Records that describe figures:
·····

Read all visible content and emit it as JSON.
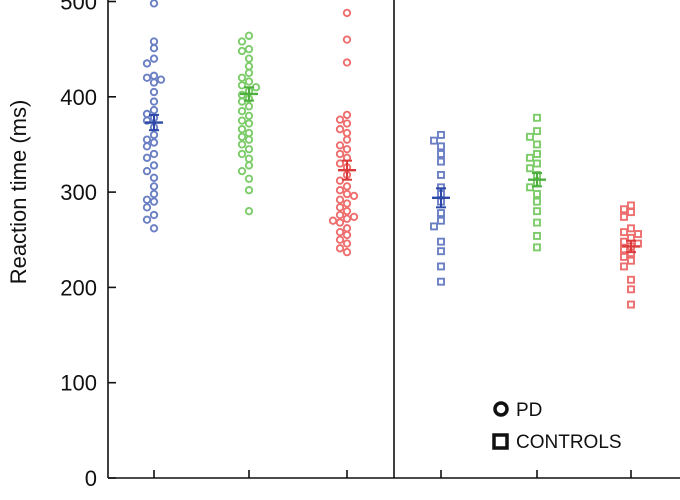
{
  "chart_data": {
    "type": "scatter",
    "ylabel": "Reaction time (ms)",
    "ylim": [
      0,
      500
    ],
    "yticks": [
      0,
      100,
      200,
      300,
      400,
      500
    ],
    "ytick_labels": [
      "0",
      "100",
      "200",
      "300",
      "400",
      "500"
    ],
    "xtick_labels": [
      "",
      "",
      "",
      "",
      "",
      ""
    ],
    "grid": false,
    "legend_position": "bottom-right",
    "legend": [
      {
        "label": "PD",
        "marker": "circle"
      },
      {
        "label": "CONTROLS",
        "marker": "square"
      }
    ],
    "groups": [
      {
        "legend": "PD",
        "marker": "circle",
        "color": "#6b7fc4",
        "mean_color": "#2e48a8",
        "mean": 373,
        "sem": 8,
        "values": [
          498,
          505,
          458,
          451,
          440,
          435,
          422,
          420,
          418,
          415,
          405,
          395,
          386,
          382,
          378,
          375,
          368,
          360,
          355,
          352,
          348,
          340,
          336,
          328,
          322,
          315,
          306,
          298,
          292,
          290,
          284,
          276,
          271,
          262
        ]
      },
      {
        "legend": "PD",
        "marker": "circle",
        "color": "#7ccc6a",
        "mean_color": "#4caf3e",
        "mean": 403,
        "sem": 7,
        "values": [
          464,
          458,
          450,
          448,
          440,
          432,
          425,
          420,
          416,
          412,
          410,
          406,
          402,
          398,
          395,
          390,
          385,
          380,
          375,
          372,
          366,
          362,
          358,
          355,
          350,
          345,
          340,
          335,
          328,
          322,
          314,
          302,
          280
        ]
      },
      {
        "legend": "PD",
        "marker": "circle",
        "color": "#ee6e6e",
        "mean_color": "#d93a3a",
        "mean": 323,
        "sem": 10,
        "values": [
          488,
          460,
          436,
          381,
          376,
          372,
          366,
          362,
          355,
          349,
          345,
          340,
          336,
          330,
          326,
          318,
          312,
          306,
          302,
          298,
          296,
          292,
          288,
          284,
          280,
          276,
          274,
          272,
          270,
          268,
          262,
          258,
          255,
          250,
          246,
          241,
          237
        ]
      },
      {
        "legend": "CONTROLS",
        "marker": "square",
        "color": "#6b7fc4",
        "mean_color": "#2e48a8",
        "mean": 294,
        "sem": 10,
        "values": [
          360,
          354,
          348,
          340,
          332,
          318,
          305,
          298,
          290,
          278,
          270,
          264,
          248,
          238,
          222,
          206
        ]
      },
      {
        "legend": "CONTROLS",
        "marker": "square",
        "color": "#7ccc6a",
        "mean_color": "#4caf3e",
        "mean": 313,
        "sem": 7,
        "values": [
          378,
          364,
          358,
          350,
          340,
          336,
          330,
          325,
          318,
          310,
          305,
          298,
          290,
          280,
          268,
          254,
          242
        ]
      },
      {
        "legend": "CONTROLS",
        "marker": "square",
        "color": "#ee6e6e",
        "mean_color": "#d93a3a",
        "mean": 243,
        "sem": 6,
        "values": [
          286,
          282,
          279,
          274,
          262,
          258,
          256,
          252,
          248,
          246,
          243,
          240,
          236,
          232,
          228,
          222,
          208,
          198,
          182
        ]
      }
    ]
  }
}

·····

All records should be output exactly, with the pictures left out.

Expected answer:
Read all visible content and emit it as JSON.
{
  "chart_data": {
    "type": "scatter",
    "ylabel": "Reaction time (ms)",
    "ylim": [
      0,
      500
    ],
    "yticks": [
      0,
      100,
      200,
      300,
      400,
      500
    ],
    "ytick_labels": [
      "0",
      "100",
      "200",
      "300",
      "400",
      "500"
    ],
    "xtick_labels": [
      "",
      "",
      "",
      "",
      "",
      ""
    ],
    "grid": false,
    "legend_position": "bottom-right",
    "legend": [
      {
        "label": "PD",
        "marker": "circle"
      },
      {
        "label": "CONTROLS",
        "marker": "square"
      }
    ],
    "groups": [
      {
        "legend": "PD",
        "marker": "circle",
        "color": "#6b7fc4",
        "mean_color": "#2e48a8",
        "mean": 373,
        "sem": 8,
        "values": [
          498,
          505,
          458,
          451,
          440,
          435,
          422,
          420,
          418,
          415,
          405,
          395,
          386,
          382,
          378,
          375,
          368,
          360,
          355,
          352,
          348,
          340,
          336,
          328,
          322,
          315,
          306,
          298,
          292,
          290,
          284,
          276,
          271,
          262
        ]
      },
      {
        "legend": "PD",
        "marker": "circle",
        "color": "#7ccc6a",
        "mean_color": "#4caf3e",
        "mean": 403,
        "sem": 7,
        "values": [
          464,
          458,
          450,
          448,
          440,
          432,
          425,
          420,
          416,
          412,
          410,
          406,
          402,
          398,
          395,
          390,
          385,
          380,
          375,
          372,
          366,
          362,
          358,
          355,
          350,
          345,
          340,
          335,
          328,
          322,
          314,
          302,
          280
        ]
      },
      {
        "legend": "PD",
        "marker": "circle",
        "color": "#ee6e6e",
        "mean_color": "#d93a3a",
        "mean": 323,
        "sem": 10,
        "values": [
          488,
          460,
          436,
          381,
          376,
          372,
          366,
          362,
          355,
          349,
          345,
          340,
          336,
          330,
          326,
          318,
          312,
          306,
          302,
          298,
          296,
          292,
          288,
          284,
          280,
          276,
          274,
          272,
          270,
          268,
          262,
          258,
          255,
          250,
          246,
          241,
          237
        ]
      },
      {
        "legend": "CONTROLS",
        "marker": "square",
        "color": "#6b7fc4",
        "mean_color": "#2e48a8",
        "mean": 294,
        "sem": 10,
        "values": [
          360,
          354,
          348,
          340,
          332,
          318,
          305,
          298,
          290,
          278,
          270,
          264,
          248,
          238,
          222,
          206
        ]
      },
      {
        "legend": "CONTROLS",
        "marker": "square",
        "color": "#7ccc6a",
        "mean_color": "#4caf3e",
        "mean": 313,
        "sem": 7,
        "values": [
          378,
          364,
          358,
          350,
          340,
          336,
          330,
          325,
          318,
          310,
          305,
          298,
          290,
          280,
          268,
          254,
          242
        ]
      },
      {
        "legend": "CONTROLS",
        "marker": "square",
        "color": "#ee6e6e",
        "mean_color": "#d93a3a",
        "mean": 243,
        "sem": 6,
        "values": [
          286,
          282,
          279,
          274,
          262,
          258,
          256,
          252,
          248,
          246,
          243,
          240,
          236,
          232,
          228,
          222,
          208,
          198,
          182
        ]
      }
    ]
  }
}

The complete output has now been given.